Find each line holding "type" and copy it out.

==== Records to process ====

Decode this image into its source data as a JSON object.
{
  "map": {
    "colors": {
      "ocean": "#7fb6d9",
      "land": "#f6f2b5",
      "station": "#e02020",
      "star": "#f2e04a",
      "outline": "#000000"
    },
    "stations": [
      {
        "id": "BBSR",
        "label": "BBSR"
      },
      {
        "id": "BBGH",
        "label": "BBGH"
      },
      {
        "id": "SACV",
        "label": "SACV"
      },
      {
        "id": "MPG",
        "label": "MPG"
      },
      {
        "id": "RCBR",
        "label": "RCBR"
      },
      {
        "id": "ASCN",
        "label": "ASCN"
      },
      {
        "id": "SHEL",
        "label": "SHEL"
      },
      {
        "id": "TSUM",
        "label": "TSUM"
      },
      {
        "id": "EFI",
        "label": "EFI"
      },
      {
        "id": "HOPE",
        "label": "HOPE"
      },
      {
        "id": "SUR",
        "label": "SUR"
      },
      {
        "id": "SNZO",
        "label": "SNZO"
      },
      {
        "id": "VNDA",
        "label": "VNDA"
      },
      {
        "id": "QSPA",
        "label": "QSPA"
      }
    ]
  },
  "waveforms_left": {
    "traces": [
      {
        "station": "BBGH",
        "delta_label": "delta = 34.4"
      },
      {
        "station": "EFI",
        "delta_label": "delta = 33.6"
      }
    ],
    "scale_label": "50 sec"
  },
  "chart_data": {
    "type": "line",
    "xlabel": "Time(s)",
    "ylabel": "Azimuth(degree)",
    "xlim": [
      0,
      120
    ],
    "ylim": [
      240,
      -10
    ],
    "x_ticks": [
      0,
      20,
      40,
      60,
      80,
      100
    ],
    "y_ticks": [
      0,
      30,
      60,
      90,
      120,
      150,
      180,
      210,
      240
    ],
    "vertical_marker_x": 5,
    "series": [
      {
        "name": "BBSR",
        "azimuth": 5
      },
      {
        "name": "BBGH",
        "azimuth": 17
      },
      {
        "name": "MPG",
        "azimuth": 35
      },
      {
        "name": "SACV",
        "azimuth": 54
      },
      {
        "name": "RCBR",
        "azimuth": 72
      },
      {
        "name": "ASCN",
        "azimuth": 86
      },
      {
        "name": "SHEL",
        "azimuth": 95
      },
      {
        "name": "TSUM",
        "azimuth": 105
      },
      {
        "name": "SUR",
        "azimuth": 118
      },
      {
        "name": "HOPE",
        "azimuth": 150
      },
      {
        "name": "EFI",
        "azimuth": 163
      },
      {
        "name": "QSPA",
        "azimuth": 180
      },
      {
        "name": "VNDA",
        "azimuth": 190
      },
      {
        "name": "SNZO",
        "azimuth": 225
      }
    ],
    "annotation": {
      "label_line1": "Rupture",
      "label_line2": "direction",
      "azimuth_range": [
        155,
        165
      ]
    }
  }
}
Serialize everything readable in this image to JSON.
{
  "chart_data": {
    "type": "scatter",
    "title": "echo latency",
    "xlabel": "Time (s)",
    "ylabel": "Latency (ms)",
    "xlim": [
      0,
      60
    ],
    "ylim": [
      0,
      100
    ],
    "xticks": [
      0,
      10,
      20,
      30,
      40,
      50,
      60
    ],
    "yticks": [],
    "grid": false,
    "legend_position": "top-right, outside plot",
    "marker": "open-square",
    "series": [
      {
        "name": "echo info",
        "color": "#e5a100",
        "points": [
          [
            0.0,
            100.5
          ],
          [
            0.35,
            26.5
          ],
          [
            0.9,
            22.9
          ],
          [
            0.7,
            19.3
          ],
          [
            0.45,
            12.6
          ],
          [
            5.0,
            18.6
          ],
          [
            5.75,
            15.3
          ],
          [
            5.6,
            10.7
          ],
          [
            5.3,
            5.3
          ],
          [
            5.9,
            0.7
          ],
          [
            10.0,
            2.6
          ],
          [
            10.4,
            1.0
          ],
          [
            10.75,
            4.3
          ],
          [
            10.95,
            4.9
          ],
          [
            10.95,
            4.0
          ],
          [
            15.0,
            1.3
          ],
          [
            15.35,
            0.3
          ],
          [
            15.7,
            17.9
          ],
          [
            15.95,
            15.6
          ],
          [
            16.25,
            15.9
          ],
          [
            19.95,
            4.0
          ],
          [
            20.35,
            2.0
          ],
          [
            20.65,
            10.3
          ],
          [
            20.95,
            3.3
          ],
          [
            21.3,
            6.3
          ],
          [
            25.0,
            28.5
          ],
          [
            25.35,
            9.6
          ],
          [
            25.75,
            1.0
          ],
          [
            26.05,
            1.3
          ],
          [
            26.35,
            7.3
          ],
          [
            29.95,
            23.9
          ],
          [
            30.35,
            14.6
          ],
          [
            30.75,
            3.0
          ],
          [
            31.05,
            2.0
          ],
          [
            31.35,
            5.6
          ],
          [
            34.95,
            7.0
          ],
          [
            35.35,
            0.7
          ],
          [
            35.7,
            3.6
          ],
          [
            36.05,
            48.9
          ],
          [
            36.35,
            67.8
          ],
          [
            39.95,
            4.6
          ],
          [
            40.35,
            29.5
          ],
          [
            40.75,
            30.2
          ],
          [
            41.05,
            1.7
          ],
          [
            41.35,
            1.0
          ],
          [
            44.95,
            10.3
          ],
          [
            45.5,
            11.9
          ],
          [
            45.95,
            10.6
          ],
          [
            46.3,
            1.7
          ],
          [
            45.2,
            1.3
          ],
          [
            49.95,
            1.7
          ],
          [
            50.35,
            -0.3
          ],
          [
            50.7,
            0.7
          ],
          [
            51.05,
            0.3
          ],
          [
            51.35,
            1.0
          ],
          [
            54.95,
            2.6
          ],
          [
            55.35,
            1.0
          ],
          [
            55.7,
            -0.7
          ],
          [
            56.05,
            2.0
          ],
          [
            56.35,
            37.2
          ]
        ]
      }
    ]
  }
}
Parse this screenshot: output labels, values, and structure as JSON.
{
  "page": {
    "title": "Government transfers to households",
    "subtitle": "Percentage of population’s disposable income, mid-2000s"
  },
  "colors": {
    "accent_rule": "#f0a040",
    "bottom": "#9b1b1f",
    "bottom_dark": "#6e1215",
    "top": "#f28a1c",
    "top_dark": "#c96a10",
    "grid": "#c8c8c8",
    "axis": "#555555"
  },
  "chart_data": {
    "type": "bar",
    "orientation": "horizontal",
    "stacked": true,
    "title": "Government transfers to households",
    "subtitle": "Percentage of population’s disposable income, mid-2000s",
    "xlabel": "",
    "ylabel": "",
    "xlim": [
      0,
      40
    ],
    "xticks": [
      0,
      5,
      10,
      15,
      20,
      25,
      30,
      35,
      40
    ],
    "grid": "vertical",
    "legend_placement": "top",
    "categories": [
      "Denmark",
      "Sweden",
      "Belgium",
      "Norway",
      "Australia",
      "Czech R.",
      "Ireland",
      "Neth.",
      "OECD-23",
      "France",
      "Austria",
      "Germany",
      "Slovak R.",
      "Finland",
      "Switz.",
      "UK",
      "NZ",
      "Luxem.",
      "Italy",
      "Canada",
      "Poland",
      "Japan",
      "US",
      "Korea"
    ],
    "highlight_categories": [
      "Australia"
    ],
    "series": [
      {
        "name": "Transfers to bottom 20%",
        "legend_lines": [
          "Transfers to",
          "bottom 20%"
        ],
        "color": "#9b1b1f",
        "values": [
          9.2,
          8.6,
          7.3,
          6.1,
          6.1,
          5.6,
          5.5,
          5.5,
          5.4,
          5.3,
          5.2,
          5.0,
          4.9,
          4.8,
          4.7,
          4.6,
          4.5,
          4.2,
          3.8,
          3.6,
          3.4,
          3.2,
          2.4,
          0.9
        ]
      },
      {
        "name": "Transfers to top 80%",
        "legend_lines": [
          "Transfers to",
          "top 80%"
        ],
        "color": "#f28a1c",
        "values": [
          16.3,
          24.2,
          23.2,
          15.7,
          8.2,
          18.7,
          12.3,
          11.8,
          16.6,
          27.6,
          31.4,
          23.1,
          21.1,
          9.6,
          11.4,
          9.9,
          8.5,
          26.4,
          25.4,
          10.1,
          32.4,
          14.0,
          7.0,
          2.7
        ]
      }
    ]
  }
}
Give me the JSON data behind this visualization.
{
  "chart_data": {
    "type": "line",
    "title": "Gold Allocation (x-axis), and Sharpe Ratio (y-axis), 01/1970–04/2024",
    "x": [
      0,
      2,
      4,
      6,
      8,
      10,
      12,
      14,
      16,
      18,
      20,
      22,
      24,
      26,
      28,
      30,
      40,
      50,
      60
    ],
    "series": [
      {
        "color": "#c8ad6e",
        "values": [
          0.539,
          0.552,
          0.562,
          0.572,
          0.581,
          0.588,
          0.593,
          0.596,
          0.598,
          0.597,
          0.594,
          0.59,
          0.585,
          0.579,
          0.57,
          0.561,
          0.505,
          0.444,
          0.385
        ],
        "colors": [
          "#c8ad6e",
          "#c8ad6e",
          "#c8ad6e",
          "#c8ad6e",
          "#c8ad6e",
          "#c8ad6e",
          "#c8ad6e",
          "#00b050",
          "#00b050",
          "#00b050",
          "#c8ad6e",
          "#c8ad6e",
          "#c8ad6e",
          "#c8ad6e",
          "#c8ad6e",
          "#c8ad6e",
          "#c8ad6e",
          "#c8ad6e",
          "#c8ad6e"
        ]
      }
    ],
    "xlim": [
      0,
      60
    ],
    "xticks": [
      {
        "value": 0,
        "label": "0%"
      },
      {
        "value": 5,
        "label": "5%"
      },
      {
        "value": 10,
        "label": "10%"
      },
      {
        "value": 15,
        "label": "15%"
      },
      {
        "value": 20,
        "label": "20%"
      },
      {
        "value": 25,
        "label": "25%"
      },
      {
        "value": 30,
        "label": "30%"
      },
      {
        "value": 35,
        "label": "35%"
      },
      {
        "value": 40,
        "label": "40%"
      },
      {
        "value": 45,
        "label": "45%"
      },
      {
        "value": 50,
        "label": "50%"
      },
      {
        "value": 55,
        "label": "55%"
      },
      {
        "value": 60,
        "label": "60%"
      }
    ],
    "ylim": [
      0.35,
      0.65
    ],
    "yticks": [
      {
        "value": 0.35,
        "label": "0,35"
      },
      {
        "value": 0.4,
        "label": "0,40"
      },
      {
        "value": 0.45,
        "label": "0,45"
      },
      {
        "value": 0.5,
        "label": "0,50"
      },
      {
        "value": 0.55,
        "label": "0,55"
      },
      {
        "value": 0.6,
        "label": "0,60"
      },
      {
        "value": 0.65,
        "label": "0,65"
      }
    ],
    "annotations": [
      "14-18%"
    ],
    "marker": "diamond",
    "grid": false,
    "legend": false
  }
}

====

Answer to this task:
    "type": "line",
    "type": "scatter",
    "type": "bar",
    "type": "line",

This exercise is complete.